## Extract
* begin *
You don't have to have a fursona to be a furry! 

I'm in your same situation. I've been struggling for a long time to find an animal that truly suits me, but I can settle on any. I'm working on one that seems to have a chance, though...

Just wait for it to come to you. There's no need to find one immediately. If you make a character and it doesn't work, then it doesn't work. You'll find one eventually. 

Maybe you could try creating your own species. I know a lot of people have done that. Maybe all the available animals don't fit you! You can come up with something completely unique.

If all else fails, you could be a shapeshifter. Maybe some days you're in the mood to be a wolf, other days an otter. You don't have to settle for one or the other =3 And you could have a defining characteristic that links them all together, like a fur color, marking pattern, or accessory. I think if I were a shapeshifter, all of my forms would be white with burnt brown on top (Like a marshmallow with the top toasted) and I would wear a green collar/ribbon with a jingle bell. So far, those are the only things that have remained constant thruought all of my characters.

Whatever you end up being, good luck! =3


----------



## Chex (Oct 13, 2008)

Thanks for the support. Hopefully, something will show me what I'm really supposed to be. ^^


----------



## Cooon (Oct 14, 2008)

I had this problem, alchemydragon. I thought about it for a long time. Meditated on in one night for seven hours. Same problem. I even asked myself the same question. Am I a boring human, just like everyone else? No more no less? 

But it came to me. Overtime. 

Time

Time is the key to it all. 

Think about it. Listen to your thoughts. It will come.


----------



## sashadistan (Oct 18, 2008)

I never had this problem. My fursona is, as far as I'm concerned my Fursona is my soul. We are the same thing. I've always identified with wolves, and with these particular breeds.

Cooon is right, take your time and wait it out.


----------



## Zseliq (Oct 18, 2008)

sashadistan said:


> I've always identified with wolves, and with these particular breeds.



Er..I dont mean to be a female dog here but the Maned Wolf is not a breed of wolf. Its not a breed of fox either.
* end *
## Problems to solve
(1) In the forum thread about finding a fursona, what accessory does the first poster say they would wear as a shapeshifter?
(2) Write the next part of the forum thread about finding a fursona, picking up after its final post.

## Data
* begin *
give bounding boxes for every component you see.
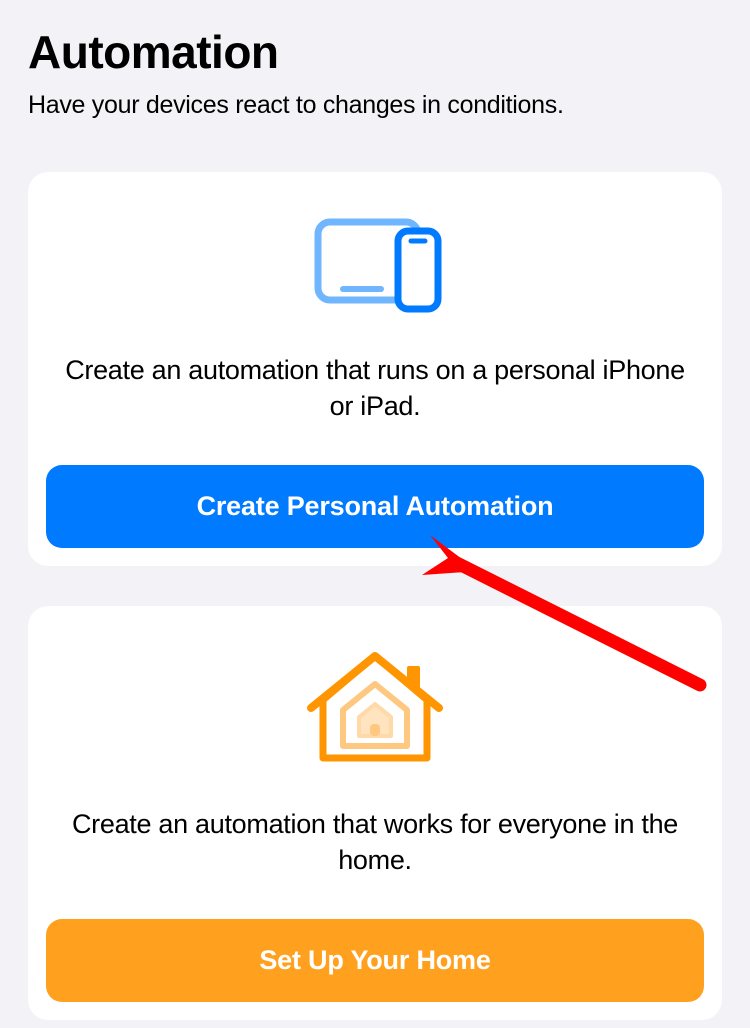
* end *
## Results of the tasks
(1) A green collar or ribbon with a jingle bell.

(2)
----------



## Kiszka (Oct 18, 2008)

um.
sorry, the maned wolf IS a breed of wolf.
you fail.


----------



## Kender3421 (Oct 19, 2008)

alchemydragon, if you want, I have a link to this random generator. It might give you a few ideas. It's how I found mine, the dingo. It's located here. http://whatkin.freehostia.com/furry.php

Also, I have a list of questions you can answer to flesh out your character.

? Who are you?
? What are you?
? Describe yourself?
? Something happened in you past, for better or worse, what happened?
? Where is your family, are they alive?
? How did you end up where you are?
? What do you do for a living?

There are some more questions if you want them but this is just the basic.


----------



## Zseliq (Oct 19, 2008)

Kiszka said:


> um.
> sorry, the maned wolf IS a breed of wolf.
> you fail.


Great now Im going to sound like a snotty brat when all I wanted to do was help someone. 

*sigh* I didnt want to have to do this, but...

"the maned wolf is, in fact, *neither* a wolf nor a fox."
http://www.nwf.org/nationalwildlife/article.cfm?issueID=66&articleID=887

"the maned wolf is *neither* a fox or a true wolf, but a distinct species uniquely adapted."
http://www.nagonline.net/Fact Sheet pdf/AZA - Maned Wolf Species Survival Plan.pdf

"it is *not *a fox or wolf, or for that matter, any other specific canidae."
http://www.geocities.com/ResearchTriangle/2363/board/mndwolf1.html

"A Maned Wolf *isn't* a wolf...or a fox...or related to any other canine."
https://www.anthrocon.org/node/579

I know it can be confusing becaue it has the word 'Wolf' in its name.  Its like how catfish are not a kind of feline but have the word 'cat' in their name.  Hope that helps.


----------



## Chex (Oct 19, 2008)

Thank you so much for all your suggestions, guys. <3  I'm glad to know I'm not the only one with a problem deciding.

But I have an update on the situation! I found my inner fur!


Here s/he is, in all hir furtasticness.


----------



## nachoboy (Oct 19, 2008)

very nice fursona. i'm glad you were able to solve your dilemma.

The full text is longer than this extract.